Every line that contains the word "content" should be copied.

* Start Material provided *

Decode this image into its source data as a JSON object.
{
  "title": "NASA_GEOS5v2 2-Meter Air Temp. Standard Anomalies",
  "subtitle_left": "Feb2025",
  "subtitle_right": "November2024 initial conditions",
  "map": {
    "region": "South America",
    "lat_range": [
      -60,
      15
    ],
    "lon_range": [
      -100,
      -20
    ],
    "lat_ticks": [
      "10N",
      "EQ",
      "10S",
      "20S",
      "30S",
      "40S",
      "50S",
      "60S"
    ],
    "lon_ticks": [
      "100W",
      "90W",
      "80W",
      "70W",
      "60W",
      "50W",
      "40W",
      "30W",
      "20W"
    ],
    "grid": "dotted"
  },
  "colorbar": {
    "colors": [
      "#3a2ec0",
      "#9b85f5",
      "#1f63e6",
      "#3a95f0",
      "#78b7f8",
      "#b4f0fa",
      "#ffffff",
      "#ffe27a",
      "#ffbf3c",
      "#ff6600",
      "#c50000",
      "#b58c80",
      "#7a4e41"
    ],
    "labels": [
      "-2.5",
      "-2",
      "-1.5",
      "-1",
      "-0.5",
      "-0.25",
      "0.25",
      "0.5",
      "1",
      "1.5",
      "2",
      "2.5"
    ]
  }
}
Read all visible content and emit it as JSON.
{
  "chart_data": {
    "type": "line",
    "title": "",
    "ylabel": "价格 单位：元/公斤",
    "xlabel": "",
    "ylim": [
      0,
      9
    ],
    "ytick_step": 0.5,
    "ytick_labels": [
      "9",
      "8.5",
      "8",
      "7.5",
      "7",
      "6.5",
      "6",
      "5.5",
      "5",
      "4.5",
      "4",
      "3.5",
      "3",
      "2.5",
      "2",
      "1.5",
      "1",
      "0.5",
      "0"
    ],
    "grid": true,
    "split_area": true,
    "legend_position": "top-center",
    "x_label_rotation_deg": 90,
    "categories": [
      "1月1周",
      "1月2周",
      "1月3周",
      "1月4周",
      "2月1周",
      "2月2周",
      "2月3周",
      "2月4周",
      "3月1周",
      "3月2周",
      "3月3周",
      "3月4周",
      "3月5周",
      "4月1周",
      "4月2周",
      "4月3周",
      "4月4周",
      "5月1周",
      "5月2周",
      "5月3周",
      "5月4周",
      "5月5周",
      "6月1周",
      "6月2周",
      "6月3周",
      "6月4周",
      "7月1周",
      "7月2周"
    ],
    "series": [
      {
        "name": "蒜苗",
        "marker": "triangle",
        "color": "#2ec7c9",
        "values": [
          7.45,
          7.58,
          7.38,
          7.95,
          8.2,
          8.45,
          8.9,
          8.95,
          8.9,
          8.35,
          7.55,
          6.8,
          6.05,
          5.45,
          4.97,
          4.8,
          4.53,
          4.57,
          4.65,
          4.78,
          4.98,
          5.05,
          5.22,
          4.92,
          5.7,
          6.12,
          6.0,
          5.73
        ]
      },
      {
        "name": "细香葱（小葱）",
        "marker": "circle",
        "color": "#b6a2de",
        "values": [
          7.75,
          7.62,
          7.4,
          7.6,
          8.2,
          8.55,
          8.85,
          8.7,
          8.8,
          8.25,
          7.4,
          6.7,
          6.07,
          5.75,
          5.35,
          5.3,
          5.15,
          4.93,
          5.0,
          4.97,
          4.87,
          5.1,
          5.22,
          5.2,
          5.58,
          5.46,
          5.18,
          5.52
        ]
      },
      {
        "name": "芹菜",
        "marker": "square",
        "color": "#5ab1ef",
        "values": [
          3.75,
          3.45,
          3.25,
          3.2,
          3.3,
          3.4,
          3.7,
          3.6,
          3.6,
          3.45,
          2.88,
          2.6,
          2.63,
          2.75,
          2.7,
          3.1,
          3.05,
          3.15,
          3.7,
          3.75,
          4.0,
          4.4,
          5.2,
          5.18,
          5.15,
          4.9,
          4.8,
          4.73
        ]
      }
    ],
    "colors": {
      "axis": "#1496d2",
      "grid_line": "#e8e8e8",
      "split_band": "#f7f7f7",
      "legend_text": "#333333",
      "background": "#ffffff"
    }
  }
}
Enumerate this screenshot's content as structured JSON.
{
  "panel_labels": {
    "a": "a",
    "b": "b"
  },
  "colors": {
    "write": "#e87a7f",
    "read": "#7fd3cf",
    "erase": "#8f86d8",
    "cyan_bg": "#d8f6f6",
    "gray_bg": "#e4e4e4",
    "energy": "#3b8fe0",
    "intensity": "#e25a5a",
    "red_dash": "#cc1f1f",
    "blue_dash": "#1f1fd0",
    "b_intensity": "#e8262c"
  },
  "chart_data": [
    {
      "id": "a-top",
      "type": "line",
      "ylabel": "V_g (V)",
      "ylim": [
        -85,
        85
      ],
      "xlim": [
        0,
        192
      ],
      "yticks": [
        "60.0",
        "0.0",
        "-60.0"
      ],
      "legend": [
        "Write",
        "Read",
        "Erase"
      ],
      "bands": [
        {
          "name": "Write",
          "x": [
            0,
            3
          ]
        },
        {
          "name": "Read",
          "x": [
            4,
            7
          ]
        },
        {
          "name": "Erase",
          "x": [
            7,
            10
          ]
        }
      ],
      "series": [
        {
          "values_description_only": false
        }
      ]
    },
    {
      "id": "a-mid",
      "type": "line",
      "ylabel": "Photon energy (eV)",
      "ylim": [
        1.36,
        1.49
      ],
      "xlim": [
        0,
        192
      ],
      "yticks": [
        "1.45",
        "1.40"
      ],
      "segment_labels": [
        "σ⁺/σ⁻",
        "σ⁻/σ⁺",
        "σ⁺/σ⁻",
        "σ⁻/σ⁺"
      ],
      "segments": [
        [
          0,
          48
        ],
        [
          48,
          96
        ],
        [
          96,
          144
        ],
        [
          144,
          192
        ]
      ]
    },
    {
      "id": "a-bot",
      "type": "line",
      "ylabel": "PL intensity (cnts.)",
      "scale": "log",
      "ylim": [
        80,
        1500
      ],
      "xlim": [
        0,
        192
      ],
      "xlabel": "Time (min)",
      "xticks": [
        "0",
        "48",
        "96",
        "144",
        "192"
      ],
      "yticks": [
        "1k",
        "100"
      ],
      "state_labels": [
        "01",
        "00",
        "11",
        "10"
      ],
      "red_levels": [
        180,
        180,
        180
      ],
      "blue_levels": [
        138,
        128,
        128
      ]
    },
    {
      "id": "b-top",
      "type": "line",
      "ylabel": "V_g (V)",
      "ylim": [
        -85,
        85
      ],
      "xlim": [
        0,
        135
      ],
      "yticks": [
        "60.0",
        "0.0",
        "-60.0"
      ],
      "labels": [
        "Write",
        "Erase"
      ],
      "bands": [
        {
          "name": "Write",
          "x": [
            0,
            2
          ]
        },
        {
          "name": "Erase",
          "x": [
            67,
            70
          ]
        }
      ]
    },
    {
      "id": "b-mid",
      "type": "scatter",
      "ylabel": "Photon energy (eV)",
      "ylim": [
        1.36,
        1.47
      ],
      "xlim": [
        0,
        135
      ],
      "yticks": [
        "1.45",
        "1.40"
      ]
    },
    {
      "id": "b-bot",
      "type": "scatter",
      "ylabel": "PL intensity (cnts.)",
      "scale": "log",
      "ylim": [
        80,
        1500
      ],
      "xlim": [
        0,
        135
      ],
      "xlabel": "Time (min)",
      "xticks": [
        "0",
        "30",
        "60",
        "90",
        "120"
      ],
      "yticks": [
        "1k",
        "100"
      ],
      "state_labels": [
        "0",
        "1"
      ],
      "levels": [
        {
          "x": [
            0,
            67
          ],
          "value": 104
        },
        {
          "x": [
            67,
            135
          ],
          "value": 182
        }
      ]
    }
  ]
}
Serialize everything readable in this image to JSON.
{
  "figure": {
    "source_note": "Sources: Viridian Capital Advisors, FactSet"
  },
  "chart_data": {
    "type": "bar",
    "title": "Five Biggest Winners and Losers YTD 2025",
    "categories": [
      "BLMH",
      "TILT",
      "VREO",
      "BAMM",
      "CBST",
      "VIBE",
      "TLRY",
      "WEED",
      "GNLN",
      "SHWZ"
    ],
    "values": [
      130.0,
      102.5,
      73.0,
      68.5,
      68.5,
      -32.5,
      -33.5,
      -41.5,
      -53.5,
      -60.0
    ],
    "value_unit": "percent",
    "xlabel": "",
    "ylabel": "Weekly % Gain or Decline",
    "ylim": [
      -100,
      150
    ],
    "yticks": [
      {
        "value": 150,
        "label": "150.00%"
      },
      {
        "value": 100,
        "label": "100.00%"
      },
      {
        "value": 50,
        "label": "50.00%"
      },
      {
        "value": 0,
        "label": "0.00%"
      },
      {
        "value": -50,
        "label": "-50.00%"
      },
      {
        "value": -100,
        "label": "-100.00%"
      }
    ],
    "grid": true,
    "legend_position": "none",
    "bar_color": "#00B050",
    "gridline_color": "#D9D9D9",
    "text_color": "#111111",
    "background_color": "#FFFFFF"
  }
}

* End Material provided *

Written reply
Read all visible content and emit it as JSON.
Enumerate this screenshot's content as structured JSON.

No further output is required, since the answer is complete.